— start of DATASET ENTRIES —
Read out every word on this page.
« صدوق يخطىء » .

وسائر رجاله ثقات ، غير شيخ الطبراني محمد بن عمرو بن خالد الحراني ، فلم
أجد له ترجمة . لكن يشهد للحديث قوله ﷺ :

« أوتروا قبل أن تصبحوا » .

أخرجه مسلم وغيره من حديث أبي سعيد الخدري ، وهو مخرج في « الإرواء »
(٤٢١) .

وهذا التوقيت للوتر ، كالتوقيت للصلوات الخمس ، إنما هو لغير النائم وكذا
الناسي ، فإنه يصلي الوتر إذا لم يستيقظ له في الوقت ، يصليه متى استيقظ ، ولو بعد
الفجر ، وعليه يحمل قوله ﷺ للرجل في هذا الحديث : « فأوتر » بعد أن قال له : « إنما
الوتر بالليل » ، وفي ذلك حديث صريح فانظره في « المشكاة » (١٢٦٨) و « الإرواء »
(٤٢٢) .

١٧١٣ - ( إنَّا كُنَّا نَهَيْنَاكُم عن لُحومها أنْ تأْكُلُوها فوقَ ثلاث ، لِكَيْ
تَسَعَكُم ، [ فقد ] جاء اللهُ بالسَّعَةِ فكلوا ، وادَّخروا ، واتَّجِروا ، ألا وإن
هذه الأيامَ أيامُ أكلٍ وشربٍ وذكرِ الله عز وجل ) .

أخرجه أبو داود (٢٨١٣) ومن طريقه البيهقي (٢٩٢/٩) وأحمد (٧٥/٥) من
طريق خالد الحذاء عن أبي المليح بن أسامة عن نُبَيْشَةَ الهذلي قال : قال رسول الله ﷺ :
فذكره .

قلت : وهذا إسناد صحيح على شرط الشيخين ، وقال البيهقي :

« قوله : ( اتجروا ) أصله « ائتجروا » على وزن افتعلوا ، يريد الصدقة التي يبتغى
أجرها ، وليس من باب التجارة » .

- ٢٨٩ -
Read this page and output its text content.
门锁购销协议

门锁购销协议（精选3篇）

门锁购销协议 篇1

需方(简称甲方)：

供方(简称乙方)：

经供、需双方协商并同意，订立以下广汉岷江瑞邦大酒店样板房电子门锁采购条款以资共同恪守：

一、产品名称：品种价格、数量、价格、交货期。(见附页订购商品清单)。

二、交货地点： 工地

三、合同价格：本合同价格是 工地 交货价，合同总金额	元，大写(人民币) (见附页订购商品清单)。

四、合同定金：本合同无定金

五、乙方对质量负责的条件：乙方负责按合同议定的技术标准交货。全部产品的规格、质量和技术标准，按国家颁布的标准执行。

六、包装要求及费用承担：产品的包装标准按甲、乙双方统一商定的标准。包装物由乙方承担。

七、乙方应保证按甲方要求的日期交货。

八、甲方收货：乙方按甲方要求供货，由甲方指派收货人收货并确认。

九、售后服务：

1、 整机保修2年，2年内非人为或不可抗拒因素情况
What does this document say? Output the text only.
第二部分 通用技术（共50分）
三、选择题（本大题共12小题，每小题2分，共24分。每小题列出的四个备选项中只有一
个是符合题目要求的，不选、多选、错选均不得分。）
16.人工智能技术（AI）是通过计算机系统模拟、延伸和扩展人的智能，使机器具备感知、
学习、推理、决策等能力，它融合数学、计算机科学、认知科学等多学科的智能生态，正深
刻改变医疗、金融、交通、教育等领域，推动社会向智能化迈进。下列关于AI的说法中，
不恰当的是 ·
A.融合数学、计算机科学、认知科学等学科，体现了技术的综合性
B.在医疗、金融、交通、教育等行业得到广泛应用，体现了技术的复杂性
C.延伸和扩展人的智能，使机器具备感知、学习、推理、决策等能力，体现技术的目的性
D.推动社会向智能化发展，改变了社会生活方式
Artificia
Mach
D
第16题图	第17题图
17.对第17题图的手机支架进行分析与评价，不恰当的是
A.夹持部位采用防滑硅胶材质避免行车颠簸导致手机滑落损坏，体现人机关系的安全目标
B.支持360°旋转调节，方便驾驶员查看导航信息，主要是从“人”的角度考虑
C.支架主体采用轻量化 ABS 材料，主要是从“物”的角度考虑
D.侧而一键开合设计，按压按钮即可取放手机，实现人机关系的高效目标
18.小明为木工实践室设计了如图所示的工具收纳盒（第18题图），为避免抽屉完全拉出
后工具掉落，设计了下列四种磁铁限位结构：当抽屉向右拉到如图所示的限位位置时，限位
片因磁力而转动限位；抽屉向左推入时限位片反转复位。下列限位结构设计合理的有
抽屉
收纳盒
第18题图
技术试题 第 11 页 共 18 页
— end of DATASET ENTRIES —
(GIVEN PROBLEM)
Using the records above, copy each line that contains "وهذا".

(ANSWER IN FULL)
وهذا التوقيت للوتر ، كالتوقيت للصلوات الخمس ، إنما هو لغير النائم وكذا
قلت : وهذا إسناد صحيح على شرط الشيخين ، وقال البيهقي :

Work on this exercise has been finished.